Items

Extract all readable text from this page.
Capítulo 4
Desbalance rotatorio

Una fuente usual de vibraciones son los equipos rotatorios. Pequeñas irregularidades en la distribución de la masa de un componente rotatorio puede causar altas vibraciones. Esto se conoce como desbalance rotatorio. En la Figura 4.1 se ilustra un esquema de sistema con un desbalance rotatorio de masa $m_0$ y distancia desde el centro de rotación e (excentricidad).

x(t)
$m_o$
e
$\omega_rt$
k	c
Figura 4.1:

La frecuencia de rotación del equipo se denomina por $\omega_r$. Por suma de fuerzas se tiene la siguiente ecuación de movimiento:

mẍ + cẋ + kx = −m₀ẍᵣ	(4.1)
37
==
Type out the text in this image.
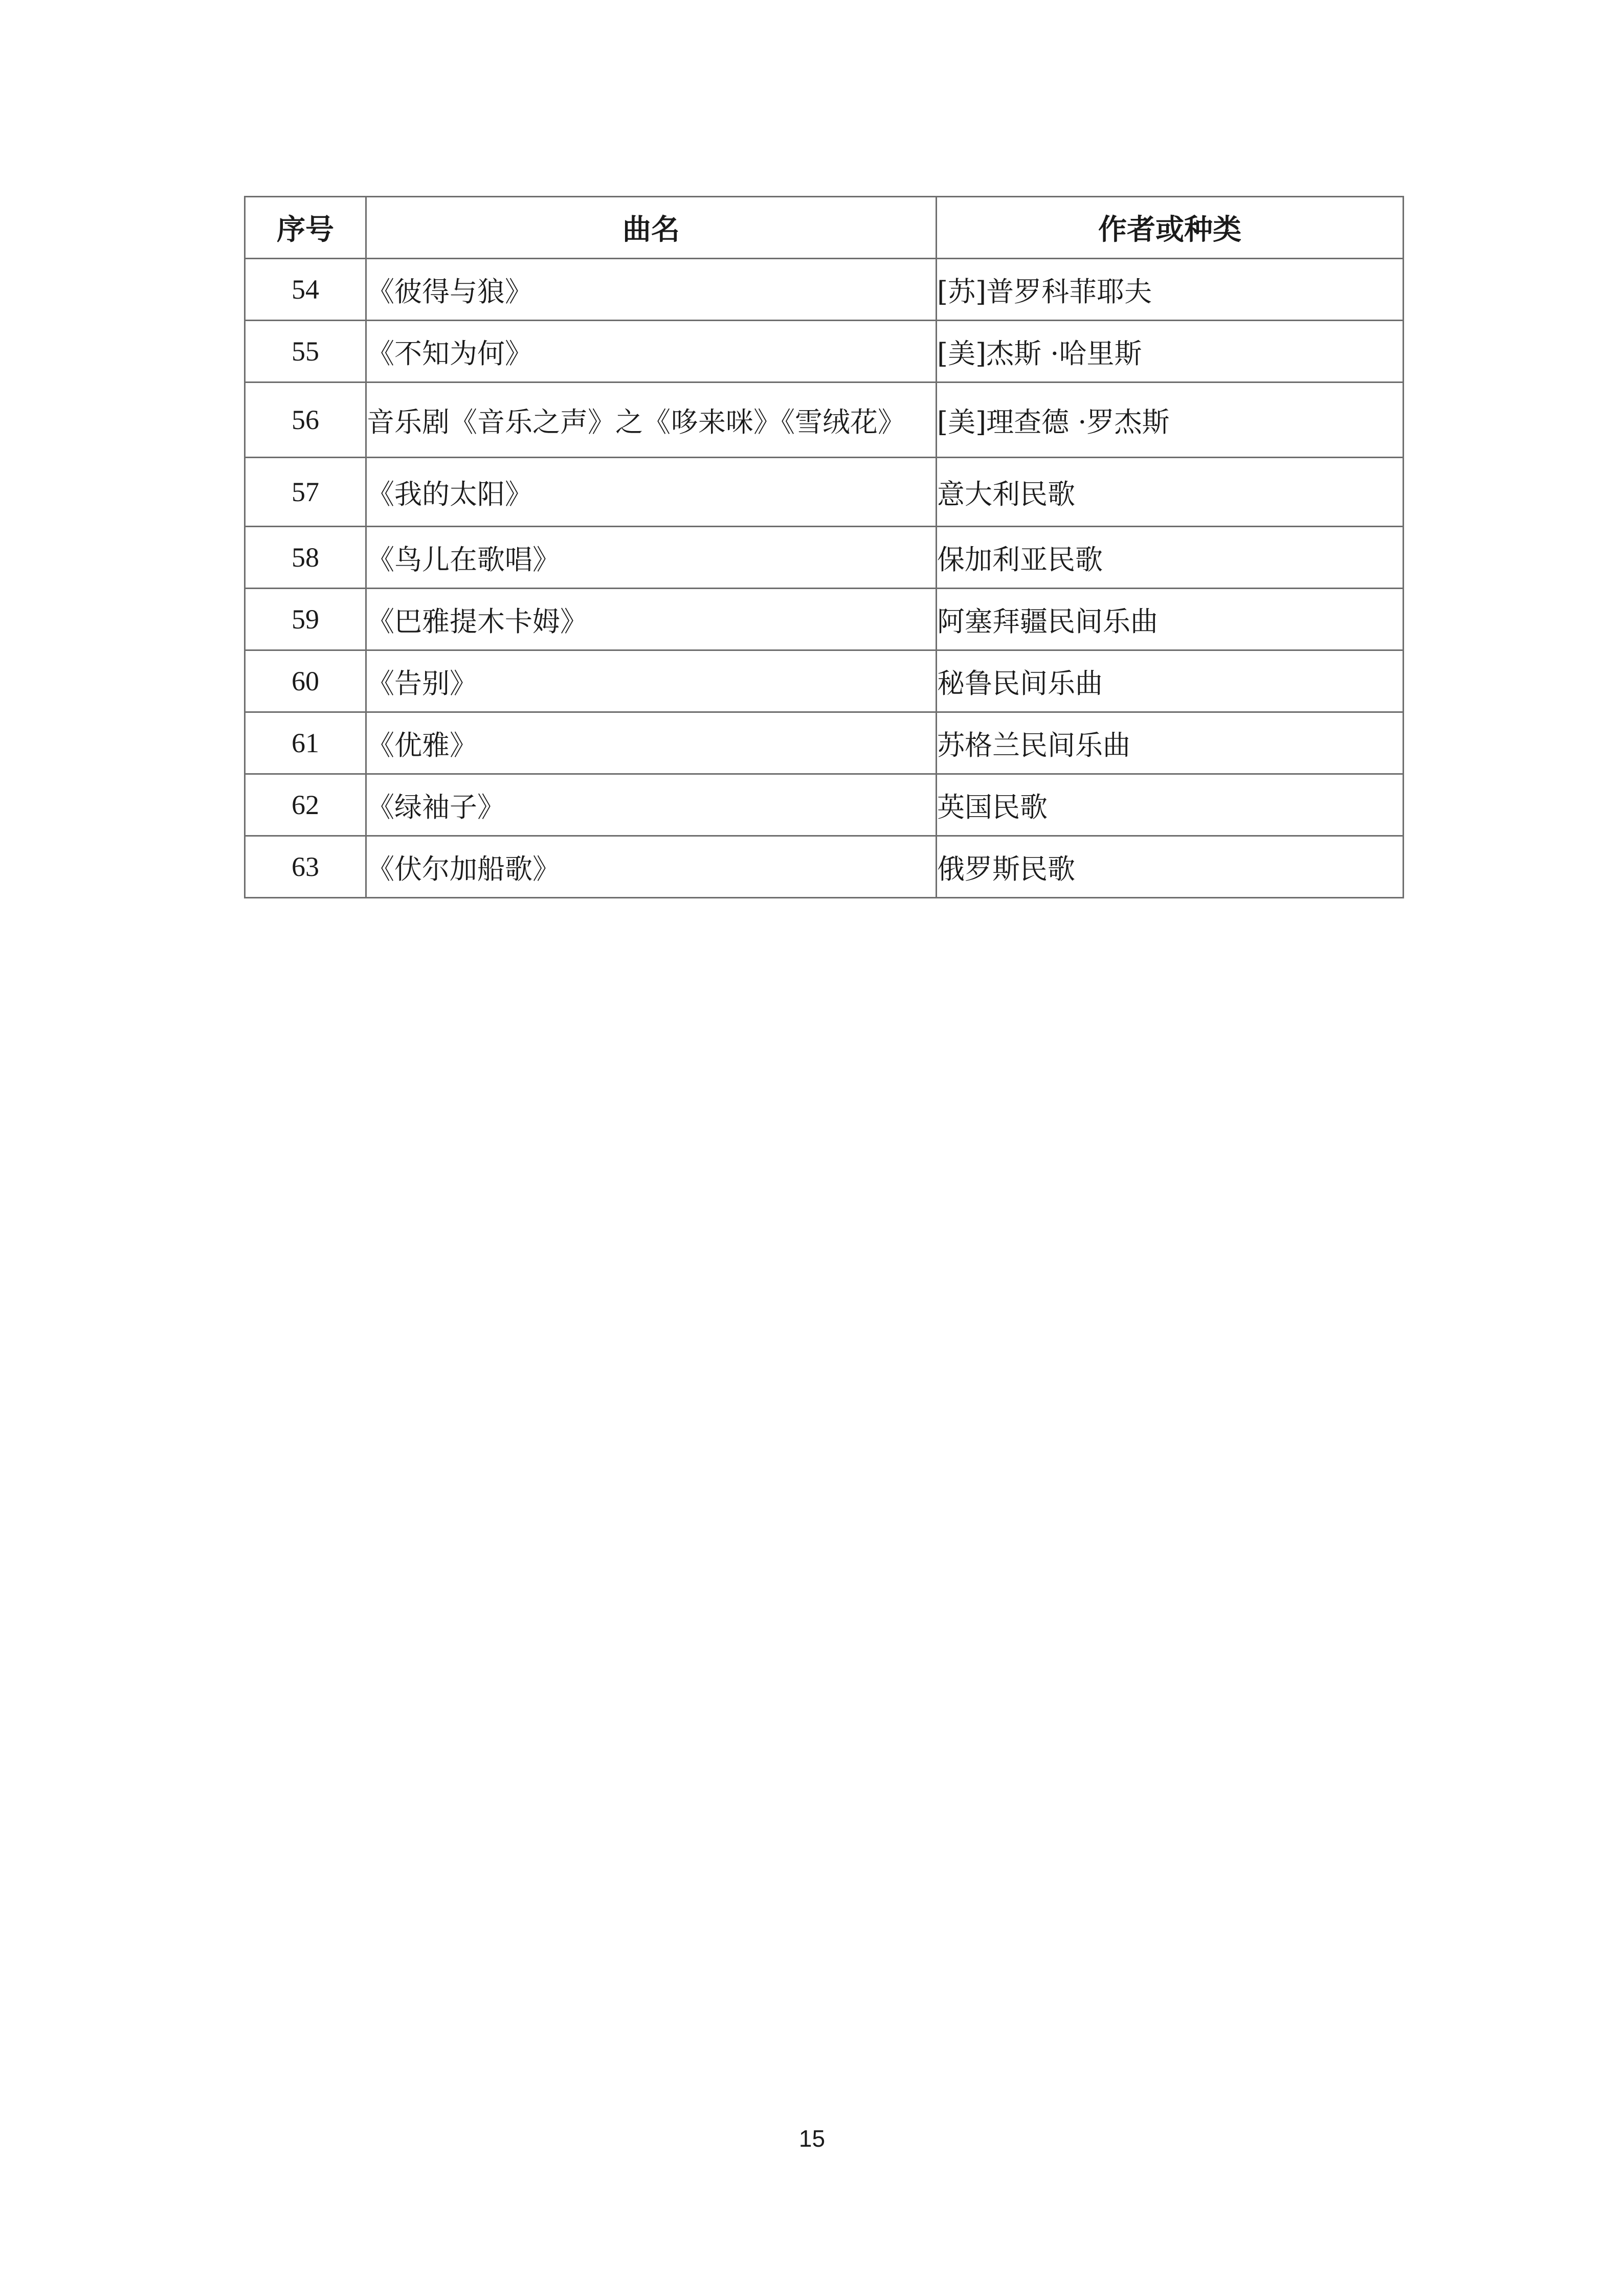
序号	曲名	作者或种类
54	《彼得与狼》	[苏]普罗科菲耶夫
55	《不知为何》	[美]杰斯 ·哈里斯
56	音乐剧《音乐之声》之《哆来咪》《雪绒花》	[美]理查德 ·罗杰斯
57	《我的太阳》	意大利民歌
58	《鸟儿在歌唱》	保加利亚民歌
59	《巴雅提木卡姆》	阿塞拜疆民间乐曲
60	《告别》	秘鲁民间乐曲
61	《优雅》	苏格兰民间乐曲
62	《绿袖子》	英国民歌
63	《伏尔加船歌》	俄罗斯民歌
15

Exercise requirements
Count how many lines of the listing above include "rotación" and report that number alone.

Response to this exercise
2